>> Start DATA LINES

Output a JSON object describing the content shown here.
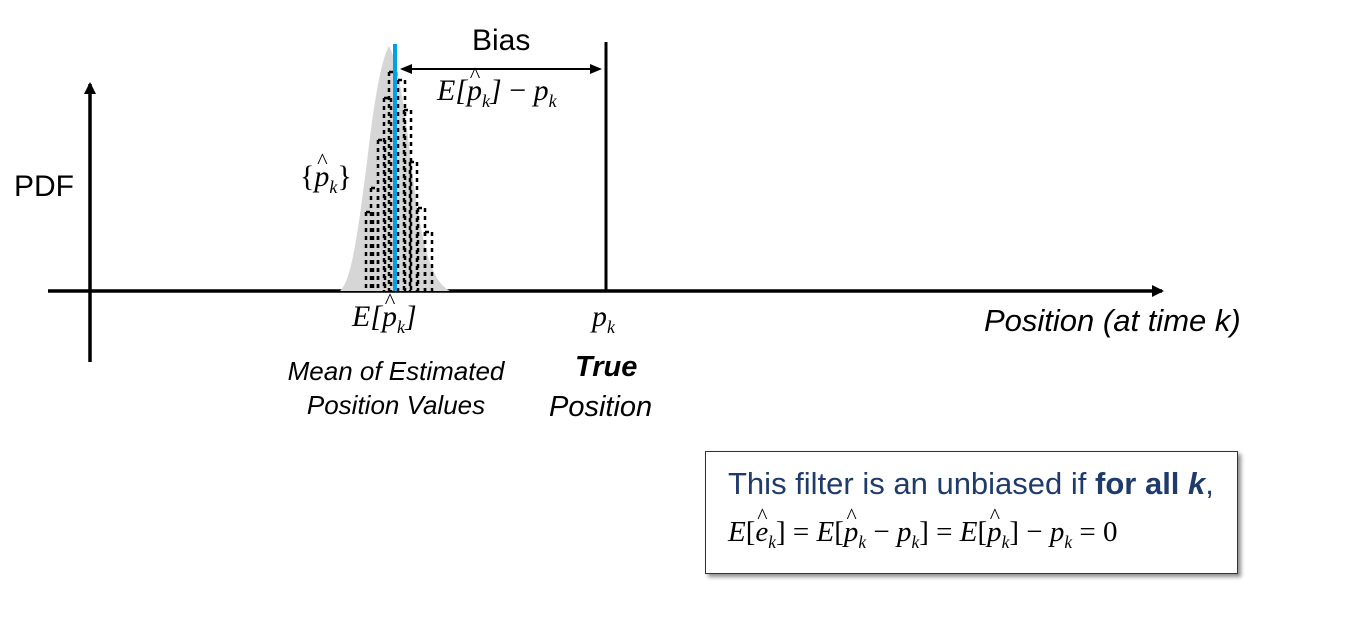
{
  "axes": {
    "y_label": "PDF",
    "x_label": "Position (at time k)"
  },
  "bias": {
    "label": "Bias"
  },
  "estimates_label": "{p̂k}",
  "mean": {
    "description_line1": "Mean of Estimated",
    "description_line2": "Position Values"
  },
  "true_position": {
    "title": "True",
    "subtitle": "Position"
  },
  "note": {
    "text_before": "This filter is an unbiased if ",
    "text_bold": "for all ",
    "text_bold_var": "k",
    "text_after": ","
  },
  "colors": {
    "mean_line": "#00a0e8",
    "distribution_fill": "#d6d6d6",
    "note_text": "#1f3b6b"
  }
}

>> End DATA LINES
>> Start DATA LINES

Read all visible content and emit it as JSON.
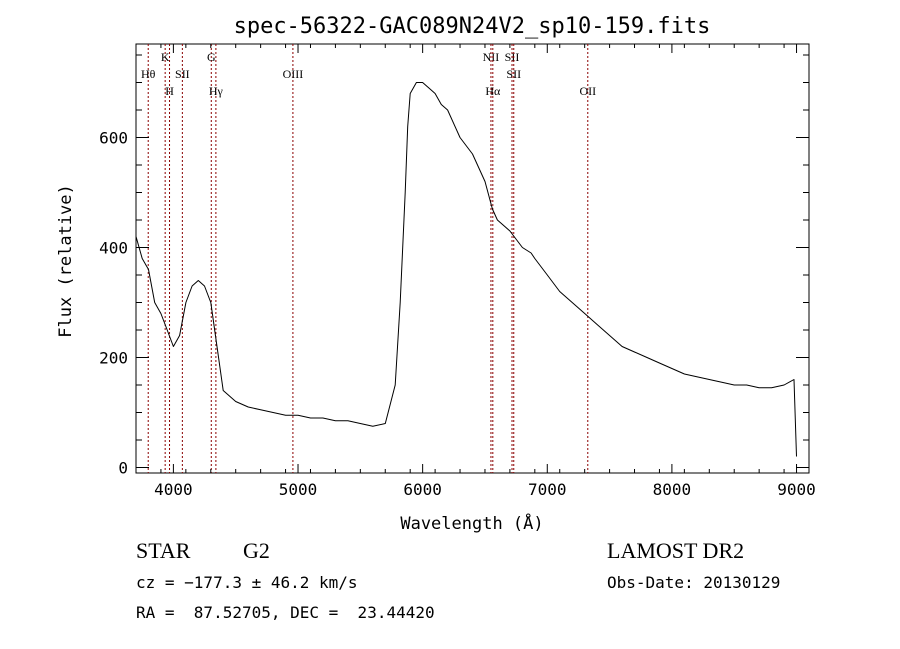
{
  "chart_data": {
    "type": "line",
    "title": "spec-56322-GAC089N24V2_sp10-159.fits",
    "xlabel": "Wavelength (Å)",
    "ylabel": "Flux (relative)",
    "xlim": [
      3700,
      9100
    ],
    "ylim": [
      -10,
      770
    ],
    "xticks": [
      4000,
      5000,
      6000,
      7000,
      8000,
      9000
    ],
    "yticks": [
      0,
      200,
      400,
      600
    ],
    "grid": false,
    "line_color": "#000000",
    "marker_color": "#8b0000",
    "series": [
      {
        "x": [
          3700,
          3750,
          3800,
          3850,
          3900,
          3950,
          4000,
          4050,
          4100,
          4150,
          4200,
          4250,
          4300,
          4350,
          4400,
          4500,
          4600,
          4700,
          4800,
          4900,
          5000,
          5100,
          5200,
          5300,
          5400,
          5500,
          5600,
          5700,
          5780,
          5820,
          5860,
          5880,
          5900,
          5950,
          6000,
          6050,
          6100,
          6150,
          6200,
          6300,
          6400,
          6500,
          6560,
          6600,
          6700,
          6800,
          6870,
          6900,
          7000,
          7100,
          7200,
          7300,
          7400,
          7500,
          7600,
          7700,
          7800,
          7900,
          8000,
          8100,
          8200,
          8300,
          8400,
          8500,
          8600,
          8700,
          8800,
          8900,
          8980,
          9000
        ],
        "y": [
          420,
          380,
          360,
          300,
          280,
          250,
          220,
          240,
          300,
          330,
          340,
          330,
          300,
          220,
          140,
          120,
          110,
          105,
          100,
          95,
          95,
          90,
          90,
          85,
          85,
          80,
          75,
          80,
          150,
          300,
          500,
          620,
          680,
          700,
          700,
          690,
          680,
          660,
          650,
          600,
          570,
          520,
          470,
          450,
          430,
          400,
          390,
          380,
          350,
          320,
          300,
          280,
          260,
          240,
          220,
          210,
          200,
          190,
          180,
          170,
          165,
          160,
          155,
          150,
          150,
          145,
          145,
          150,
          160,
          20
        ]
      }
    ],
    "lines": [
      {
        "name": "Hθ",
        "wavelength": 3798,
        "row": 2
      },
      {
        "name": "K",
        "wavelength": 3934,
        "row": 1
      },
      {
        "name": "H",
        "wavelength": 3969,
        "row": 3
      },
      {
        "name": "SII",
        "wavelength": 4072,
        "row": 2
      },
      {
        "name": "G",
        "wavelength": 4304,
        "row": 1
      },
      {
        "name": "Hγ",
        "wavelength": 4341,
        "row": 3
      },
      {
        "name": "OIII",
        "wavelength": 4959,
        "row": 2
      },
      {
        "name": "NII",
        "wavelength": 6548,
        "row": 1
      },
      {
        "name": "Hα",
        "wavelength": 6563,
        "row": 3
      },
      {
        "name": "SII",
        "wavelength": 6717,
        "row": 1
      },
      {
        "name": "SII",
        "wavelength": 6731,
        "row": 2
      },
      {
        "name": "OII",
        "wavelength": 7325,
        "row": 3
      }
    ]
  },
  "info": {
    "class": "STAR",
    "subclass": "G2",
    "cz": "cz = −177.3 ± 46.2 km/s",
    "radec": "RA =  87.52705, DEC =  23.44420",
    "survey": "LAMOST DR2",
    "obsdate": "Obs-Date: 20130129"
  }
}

>> End DATA LINES

WHAT YOU HAVE TO DO:
From the entries above, list each line with "JSON" in it.

TASK SOLUTION:
Output a JSON object describing the content shown here.
Read all visible content and emit it as JSON.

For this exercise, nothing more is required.